> **PROBLEM TO SOLVE**:
Of the lines in the data below, count the ones holding the string "chip", and answer with that number only.
**** RECORD LIST ****
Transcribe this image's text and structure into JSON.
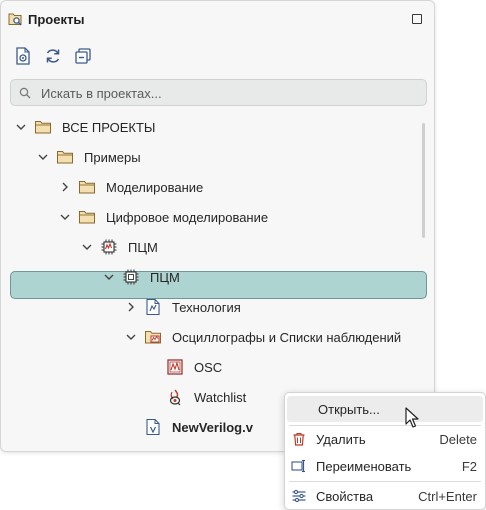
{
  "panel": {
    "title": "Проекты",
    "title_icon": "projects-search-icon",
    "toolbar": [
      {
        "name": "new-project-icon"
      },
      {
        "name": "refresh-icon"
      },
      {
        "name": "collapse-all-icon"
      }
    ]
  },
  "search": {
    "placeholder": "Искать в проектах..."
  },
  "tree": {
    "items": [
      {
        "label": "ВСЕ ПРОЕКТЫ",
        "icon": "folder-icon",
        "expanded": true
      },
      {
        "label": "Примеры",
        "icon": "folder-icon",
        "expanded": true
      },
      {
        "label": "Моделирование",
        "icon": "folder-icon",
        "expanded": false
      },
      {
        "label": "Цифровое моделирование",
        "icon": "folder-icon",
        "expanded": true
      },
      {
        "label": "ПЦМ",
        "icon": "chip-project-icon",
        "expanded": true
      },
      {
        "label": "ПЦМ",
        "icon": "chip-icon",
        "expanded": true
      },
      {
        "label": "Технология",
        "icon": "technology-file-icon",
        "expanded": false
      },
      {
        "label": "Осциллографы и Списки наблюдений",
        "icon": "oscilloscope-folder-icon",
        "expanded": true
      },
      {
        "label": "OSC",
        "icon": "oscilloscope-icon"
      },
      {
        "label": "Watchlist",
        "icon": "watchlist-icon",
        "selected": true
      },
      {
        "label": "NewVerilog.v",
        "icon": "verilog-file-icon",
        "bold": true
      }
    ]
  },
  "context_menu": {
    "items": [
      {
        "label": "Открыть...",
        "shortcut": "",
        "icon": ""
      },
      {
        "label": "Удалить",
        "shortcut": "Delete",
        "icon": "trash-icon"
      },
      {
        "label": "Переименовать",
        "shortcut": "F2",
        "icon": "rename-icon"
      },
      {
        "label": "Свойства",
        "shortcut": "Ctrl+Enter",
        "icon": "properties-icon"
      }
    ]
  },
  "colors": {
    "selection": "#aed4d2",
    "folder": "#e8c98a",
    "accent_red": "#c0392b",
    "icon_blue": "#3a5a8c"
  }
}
****
> **THE RESULT**:
2